◆ **Task material**:
^^^^

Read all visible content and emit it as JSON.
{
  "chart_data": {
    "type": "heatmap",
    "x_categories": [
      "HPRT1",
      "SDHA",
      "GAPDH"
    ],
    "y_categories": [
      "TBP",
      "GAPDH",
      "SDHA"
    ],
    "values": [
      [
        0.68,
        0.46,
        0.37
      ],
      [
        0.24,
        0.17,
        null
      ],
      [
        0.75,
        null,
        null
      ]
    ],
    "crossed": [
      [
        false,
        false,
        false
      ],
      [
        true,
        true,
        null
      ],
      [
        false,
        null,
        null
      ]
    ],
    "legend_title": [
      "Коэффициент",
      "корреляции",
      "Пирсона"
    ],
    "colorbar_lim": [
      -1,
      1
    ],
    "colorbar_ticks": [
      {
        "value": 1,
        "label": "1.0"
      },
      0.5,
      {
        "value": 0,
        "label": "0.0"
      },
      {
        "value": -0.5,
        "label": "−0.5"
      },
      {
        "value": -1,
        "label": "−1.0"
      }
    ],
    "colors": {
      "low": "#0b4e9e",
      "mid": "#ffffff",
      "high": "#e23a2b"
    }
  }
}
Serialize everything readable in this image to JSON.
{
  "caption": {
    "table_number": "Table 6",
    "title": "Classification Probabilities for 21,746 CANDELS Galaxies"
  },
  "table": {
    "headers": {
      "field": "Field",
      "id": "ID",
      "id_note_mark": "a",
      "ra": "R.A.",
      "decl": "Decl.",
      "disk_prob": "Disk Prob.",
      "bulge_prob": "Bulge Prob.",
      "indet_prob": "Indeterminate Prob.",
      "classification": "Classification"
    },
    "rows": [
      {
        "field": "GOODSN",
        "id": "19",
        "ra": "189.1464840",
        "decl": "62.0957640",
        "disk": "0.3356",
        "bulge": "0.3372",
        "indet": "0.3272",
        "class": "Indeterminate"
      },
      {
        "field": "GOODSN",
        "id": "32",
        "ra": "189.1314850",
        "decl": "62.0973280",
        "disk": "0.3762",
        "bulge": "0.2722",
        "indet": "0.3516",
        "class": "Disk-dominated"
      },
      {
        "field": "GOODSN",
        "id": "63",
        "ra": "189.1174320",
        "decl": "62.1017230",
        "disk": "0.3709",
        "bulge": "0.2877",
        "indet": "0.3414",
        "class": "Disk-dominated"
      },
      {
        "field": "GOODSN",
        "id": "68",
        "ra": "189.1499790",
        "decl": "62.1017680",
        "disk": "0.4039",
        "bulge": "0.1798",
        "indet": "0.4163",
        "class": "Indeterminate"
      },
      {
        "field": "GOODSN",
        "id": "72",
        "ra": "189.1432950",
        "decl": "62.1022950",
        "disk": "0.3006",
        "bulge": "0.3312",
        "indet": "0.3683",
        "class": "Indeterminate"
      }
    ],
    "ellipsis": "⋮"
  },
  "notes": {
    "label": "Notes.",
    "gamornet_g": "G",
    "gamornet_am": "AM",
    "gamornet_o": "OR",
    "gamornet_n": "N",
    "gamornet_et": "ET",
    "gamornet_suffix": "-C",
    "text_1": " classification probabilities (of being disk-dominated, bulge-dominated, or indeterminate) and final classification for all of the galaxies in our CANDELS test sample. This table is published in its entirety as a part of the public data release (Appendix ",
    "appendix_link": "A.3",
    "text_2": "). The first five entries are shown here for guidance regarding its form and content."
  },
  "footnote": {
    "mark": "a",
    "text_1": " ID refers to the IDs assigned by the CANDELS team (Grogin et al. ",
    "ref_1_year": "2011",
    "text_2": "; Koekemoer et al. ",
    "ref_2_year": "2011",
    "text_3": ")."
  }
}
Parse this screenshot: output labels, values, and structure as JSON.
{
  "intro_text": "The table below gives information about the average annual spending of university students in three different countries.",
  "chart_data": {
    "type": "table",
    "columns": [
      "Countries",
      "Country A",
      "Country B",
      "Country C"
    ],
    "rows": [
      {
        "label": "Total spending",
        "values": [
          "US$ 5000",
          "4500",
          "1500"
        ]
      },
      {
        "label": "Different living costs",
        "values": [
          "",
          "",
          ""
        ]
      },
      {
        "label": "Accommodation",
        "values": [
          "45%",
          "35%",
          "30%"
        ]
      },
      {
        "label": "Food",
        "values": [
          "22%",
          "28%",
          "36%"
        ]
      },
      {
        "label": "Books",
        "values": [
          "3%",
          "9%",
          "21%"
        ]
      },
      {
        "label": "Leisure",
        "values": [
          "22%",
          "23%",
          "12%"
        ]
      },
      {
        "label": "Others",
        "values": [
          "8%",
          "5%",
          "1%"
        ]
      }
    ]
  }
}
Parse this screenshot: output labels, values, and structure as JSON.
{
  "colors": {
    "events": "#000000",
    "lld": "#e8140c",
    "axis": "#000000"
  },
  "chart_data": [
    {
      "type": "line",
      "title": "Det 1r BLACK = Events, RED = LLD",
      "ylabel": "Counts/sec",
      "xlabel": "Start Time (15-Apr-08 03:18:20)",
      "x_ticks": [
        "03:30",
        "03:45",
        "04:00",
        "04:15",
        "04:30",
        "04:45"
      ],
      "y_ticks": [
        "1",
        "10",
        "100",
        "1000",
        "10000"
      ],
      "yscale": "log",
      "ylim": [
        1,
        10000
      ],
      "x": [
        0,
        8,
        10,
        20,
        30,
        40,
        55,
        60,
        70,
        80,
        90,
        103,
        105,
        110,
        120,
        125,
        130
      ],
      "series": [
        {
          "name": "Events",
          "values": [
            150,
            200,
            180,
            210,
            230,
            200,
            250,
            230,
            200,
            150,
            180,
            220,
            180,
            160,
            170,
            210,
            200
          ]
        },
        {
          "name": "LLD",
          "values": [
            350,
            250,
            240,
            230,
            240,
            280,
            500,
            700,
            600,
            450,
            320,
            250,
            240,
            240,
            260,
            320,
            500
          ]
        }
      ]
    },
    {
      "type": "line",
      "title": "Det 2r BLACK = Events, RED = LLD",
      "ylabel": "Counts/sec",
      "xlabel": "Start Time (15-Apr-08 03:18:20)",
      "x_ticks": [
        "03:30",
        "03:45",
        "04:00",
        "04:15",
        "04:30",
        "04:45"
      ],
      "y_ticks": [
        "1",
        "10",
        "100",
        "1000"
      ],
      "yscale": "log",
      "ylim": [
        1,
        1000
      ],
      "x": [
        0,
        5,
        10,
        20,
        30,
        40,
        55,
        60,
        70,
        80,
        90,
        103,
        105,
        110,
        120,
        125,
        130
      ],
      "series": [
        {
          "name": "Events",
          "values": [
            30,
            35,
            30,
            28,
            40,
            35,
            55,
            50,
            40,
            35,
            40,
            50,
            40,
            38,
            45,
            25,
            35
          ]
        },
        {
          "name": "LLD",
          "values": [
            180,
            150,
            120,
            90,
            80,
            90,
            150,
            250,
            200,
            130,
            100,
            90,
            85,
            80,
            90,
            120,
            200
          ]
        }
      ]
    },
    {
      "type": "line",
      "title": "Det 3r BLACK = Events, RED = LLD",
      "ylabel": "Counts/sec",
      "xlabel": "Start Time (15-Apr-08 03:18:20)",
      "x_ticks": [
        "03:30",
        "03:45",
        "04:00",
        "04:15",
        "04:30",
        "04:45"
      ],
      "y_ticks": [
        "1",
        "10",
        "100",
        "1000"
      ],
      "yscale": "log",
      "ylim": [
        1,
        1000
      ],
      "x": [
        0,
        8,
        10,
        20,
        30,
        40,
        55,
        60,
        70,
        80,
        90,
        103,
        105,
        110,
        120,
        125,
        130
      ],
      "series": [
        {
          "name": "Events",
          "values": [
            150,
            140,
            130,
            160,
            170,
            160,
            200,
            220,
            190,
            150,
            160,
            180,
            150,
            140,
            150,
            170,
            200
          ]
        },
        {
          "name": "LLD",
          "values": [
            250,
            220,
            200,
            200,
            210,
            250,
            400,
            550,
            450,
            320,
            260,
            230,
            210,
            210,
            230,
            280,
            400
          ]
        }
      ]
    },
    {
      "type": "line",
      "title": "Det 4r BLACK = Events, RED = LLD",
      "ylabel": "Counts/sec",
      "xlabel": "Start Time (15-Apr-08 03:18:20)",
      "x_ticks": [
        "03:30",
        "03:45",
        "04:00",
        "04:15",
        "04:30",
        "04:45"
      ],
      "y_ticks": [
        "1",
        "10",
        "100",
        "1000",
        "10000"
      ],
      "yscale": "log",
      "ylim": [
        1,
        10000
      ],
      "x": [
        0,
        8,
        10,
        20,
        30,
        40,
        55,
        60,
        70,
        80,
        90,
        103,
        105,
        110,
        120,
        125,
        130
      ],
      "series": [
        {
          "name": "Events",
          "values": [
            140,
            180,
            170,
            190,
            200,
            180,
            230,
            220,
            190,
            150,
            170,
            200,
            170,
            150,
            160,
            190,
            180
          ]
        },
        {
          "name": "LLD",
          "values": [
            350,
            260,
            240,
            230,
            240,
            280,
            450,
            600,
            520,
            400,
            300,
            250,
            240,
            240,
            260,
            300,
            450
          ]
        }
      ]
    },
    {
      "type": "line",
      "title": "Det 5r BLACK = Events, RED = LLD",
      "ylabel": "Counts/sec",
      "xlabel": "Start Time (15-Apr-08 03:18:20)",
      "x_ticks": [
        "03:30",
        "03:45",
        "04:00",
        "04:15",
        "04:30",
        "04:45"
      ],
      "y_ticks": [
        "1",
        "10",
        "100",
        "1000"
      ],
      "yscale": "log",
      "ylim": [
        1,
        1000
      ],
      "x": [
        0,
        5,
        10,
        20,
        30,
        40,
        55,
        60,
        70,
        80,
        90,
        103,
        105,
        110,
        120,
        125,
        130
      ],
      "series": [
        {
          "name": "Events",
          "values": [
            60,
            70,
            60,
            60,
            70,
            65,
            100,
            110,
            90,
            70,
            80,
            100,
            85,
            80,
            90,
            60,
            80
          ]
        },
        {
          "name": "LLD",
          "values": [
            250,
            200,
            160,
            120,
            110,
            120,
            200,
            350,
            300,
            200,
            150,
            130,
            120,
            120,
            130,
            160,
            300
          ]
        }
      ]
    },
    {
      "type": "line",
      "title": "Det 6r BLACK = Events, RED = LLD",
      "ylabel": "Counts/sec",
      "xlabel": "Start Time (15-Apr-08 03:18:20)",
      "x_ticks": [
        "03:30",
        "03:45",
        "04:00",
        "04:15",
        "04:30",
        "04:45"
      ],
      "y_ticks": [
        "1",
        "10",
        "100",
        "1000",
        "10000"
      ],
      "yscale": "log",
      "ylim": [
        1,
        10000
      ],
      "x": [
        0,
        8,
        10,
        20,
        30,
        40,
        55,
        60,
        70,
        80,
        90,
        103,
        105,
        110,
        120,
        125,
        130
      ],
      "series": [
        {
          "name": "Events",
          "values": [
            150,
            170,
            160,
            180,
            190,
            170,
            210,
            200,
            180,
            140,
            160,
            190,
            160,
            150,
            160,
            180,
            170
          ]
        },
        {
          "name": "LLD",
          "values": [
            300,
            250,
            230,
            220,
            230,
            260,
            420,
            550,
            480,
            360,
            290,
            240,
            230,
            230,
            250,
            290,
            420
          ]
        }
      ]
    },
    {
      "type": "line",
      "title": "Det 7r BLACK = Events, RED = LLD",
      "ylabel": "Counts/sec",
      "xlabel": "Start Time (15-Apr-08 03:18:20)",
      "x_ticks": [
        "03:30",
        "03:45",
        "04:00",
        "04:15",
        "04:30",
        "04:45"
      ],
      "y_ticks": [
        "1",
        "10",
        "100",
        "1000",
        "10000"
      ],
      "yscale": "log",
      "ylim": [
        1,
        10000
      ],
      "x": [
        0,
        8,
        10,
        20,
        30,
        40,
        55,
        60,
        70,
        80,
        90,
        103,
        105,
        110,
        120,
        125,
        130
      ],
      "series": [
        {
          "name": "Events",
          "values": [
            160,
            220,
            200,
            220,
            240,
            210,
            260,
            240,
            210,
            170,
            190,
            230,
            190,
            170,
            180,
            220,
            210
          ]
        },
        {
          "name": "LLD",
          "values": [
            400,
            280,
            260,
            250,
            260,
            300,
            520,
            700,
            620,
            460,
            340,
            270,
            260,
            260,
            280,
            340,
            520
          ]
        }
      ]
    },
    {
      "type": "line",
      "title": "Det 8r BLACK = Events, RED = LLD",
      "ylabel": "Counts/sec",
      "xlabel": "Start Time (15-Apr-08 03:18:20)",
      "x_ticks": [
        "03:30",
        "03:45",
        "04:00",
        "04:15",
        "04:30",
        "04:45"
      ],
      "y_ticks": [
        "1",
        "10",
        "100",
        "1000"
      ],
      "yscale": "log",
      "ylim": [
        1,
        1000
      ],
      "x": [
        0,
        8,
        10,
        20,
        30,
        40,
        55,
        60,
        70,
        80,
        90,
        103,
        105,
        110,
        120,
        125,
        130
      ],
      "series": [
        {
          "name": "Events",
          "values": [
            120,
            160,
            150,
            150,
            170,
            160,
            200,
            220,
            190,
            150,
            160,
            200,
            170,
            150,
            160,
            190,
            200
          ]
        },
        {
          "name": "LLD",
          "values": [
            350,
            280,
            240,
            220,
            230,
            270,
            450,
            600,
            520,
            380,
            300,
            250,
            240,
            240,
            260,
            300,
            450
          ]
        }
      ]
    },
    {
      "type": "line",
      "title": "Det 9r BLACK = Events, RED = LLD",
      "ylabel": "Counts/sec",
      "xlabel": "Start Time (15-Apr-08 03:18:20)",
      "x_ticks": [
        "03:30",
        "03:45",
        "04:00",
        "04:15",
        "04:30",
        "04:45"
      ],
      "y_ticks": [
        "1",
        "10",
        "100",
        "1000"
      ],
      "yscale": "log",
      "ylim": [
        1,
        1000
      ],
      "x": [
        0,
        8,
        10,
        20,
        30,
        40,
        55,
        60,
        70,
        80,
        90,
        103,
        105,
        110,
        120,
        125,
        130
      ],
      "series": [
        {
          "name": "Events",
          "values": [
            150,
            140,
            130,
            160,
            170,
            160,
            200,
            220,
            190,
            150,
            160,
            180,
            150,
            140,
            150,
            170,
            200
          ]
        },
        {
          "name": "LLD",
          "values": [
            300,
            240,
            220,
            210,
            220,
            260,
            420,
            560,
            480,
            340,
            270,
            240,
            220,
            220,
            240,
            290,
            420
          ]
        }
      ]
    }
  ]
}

^^^^

◆ **Your instructions**:
Gather all lines of the records that include the word "CANDELS".

◆ **Written solution**:
    "title": "Classification Probabilities for 21,746 CANDELS Galaxies"
    "text_1": " classification probabilities (of being disk-dominated, bulge-dominated, or indeterminate) and final classification for all of the galaxies in our CANDELS test sample. This table is published in its entirety as a part of the public data release (Appendix ",
    "text_1": " ID refers to the IDs assigned by the CANDELS team (Grogin et al. ",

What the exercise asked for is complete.